Exercise task -
Every line of the material is to be repeated exactly as it stands.

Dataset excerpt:
○ ○ ○ ○

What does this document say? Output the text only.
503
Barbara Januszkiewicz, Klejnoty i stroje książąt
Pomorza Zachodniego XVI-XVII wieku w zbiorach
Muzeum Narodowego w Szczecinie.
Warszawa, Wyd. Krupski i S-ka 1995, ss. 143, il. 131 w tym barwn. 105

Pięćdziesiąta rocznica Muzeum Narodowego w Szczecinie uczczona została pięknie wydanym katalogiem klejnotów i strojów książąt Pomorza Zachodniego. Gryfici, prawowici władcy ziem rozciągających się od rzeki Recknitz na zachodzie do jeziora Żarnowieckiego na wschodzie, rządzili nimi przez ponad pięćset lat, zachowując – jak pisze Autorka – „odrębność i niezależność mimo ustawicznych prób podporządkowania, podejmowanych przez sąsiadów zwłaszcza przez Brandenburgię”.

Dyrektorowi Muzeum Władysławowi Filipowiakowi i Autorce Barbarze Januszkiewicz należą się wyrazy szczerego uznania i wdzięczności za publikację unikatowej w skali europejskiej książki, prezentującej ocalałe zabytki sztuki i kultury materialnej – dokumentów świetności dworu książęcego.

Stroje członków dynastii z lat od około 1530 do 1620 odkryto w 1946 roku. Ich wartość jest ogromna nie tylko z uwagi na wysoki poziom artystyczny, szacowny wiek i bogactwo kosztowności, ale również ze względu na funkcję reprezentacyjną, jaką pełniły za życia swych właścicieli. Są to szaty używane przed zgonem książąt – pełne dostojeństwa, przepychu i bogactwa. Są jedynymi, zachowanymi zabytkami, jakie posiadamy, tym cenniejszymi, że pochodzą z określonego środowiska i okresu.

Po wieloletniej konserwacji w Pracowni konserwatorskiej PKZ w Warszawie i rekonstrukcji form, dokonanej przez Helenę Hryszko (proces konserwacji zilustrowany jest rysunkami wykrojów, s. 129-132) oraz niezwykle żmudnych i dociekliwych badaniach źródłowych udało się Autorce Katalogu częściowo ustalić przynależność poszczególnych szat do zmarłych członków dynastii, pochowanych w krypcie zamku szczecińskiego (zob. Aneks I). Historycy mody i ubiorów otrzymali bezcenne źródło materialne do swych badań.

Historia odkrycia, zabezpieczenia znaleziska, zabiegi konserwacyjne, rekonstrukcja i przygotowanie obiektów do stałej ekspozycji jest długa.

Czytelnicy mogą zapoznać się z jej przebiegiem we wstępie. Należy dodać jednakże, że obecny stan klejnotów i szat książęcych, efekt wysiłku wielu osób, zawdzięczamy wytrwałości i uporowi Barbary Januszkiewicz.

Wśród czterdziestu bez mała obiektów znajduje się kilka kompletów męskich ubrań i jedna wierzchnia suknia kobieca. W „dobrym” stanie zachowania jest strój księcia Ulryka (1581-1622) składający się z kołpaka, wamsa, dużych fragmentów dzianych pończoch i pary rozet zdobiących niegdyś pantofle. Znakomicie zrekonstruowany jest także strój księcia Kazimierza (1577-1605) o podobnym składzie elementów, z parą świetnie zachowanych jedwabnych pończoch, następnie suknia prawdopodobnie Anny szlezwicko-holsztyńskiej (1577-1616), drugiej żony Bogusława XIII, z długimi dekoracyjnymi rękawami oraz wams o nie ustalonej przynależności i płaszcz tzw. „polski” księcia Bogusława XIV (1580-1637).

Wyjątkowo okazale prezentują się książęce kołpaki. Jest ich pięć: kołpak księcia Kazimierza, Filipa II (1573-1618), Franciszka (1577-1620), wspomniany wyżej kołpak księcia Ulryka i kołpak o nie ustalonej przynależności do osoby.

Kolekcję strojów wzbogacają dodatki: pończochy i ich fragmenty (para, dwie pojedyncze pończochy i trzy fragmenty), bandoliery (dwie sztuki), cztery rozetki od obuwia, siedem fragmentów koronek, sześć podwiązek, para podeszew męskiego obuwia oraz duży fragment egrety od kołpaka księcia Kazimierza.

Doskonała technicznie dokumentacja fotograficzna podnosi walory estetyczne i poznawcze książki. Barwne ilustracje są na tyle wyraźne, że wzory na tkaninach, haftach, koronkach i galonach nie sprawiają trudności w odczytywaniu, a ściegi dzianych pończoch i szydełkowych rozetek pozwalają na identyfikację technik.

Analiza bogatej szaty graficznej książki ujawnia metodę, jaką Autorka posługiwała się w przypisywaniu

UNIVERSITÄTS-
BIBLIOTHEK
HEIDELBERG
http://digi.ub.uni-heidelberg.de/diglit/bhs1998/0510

○ ○ ○ ○

Output -
What does this document say? Output the text only.
503
Barbara Januszkiewicz, Klejnoty i stroje książąt
Pomorza Zachodniego XVI-XVII wieku w zbiorach
Muzeum Narodowego w Szczecinie.
Warszawa, Wyd. Krupski i S-ka 1995, ss. 143, il. 131 w tym barwn. 105

Pięćdziesiąta rocznica Muzeum Narodowego w Szczecinie uczczona została pięknie wydanym katalogiem klejnotów i strojów książąt Pomorza Zachodniego. Gryfici, prawowici władcy ziem rozciągających się od rzeki Recknitz na zachodzie do jeziora Żarnowieckiego na wschodzie, rządzili nimi przez ponad pięćset lat, zachowując – jak pisze Autorka – „odrębność i niezależność mimo ustawicznych prób podporządkowania, podejmowanych przez sąsiadów zwłaszcza przez Brandenburgię”.

Dyrektorowi Muzeum Władysławowi Filipowiakowi i Autorce Barbarze Januszkiewicz należą się wyrazy szczerego uznania i wdzięczności za publikację unikatowej w skali europejskiej książki, prezentującej ocalałe zabytki sztuki i kultury materialnej – dokumentów świetności dworu książęcego.

Stroje członków dynastii z lat od około 1530 do 1620 odkryto w 1946 roku. Ich wartość jest ogromna nie tylko z uwagi na wysoki poziom artystyczny, szacowny wiek i bogactwo kosztowności, ale również ze względu na funkcję reprezentacyjną, jaką pełniły za życia swych właścicieli. Są to szaty używane przed zgonem książąt – pełne dostojeństwa, przepychu i bogactwa. Są jedynymi, zachowanymi zabytkami, jakie posiadamy, tym cenniejszymi, że pochodzą z określonego środowiska i okresu.

Po wieloletniej konserwacji w Pracowni konserwatorskiej PKZ w Warszawie i rekonstrukcji form, dokonanej przez Helenę Hryszko (proces konserwacji zilustrowany jest rysunkami wykrojów, s. 129-132) oraz niezwykle żmudnych i dociekliwych badaniach źródłowych udało się Autorce Katalogu częściowo ustalić przynależność poszczególnych szat do zmarłych członków dynastii, pochowanych w krypcie zamku szczecińskiego (zob. Aneks I). Historycy mody i ubiorów otrzymali bezcenne źródło materialne do swych badań.

Historia odkrycia, zabezpieczenia znaleziska, zabiegi konserwacyjne, rekonstrukcja i przygotowanie obiektów do stałej ekspozycji jest długa.

Czytelnicy mogą zapoznać się z jej przebiegiem we wstępie. Należy dodać jednakże, że obecny stan klejnotów i szat książęcych, efekt wysiłku wielu osób, zawdzięczamy wytrwałości i uporowi Barbary Januszkiewicz.

Wśród czterdziestu bez mała obiektów znajduje się kilka kompletów męskich ubrań i jedna wierzchnia suknia kobieca. W „dobrym” stanie zachowania jest strój księcia Ulryka (1581-1622) składający się z kołpaka, wamsa, dużych fragmentów dzianych pończoch i pary rozet zdobiących niegdyś pantofle. Znakomicie zrekonstruowany jest także strój księcia Kazimierza (1577-1605) o podobnym składzie elementów, z parą świetnie zachowanych jedwabnych pończoch, następnie suknia prawdopodobnie Anny szlezwicko-holsztyńskiej (1577-1616), drugiej żony Bogusława XIII, z długimi dekoracyjnymi rękawami oraz wams o nie ustalonej przynależności i płaszcz tzw. „polski” księcia Bogusława XIV (1580-1637).

Wyjątkowo okazale prezentują się książęce kołpaki. Jest ich pięć: kołpak księcia Kazimierza, Filipa II (1573-1618), Franciszka (1577-1620), wspomniany wyżej kołpak księcia Ulryka i kołpak o nie ustalonej przynależności do osoby.

Kolekcję strojów wzbogacają dodatki: pończochy i ich fragmenty (para, dwie pojedyncze pończochy i trzy fragmenty), bandoliery (dwie sztuki), cztery rozetki od obuwia, siedem fragmentów koronek, sześć podwiązek, para podeszew męskiego obuwia oraz duży fragment egrety od kołpaka księcia Kazimierza.

Doskonała technicznie dokumentacja fotograficzna podnosi walory estetyczne i poznawcze książki. Barwne ilustracje są na tyle wyraźne, że wzory na tkaninach, haftach, koronkach i galonach nie sprawiają trudności w odczytywaniu, a ściegi dzianych pończoch i szydełkowych rozetek pozwalają na identyfikację technik.

Analiza bogatej szaty graficznej książki ujawnia metodę, jaką Autorka posługiwała się w przypisywaniu

UNIVERSITÄTS-
BIBLIOTHEK
HEIDELBERG
http://digi.ub.uni-heidelberg.de/diglit/bhs1998/0510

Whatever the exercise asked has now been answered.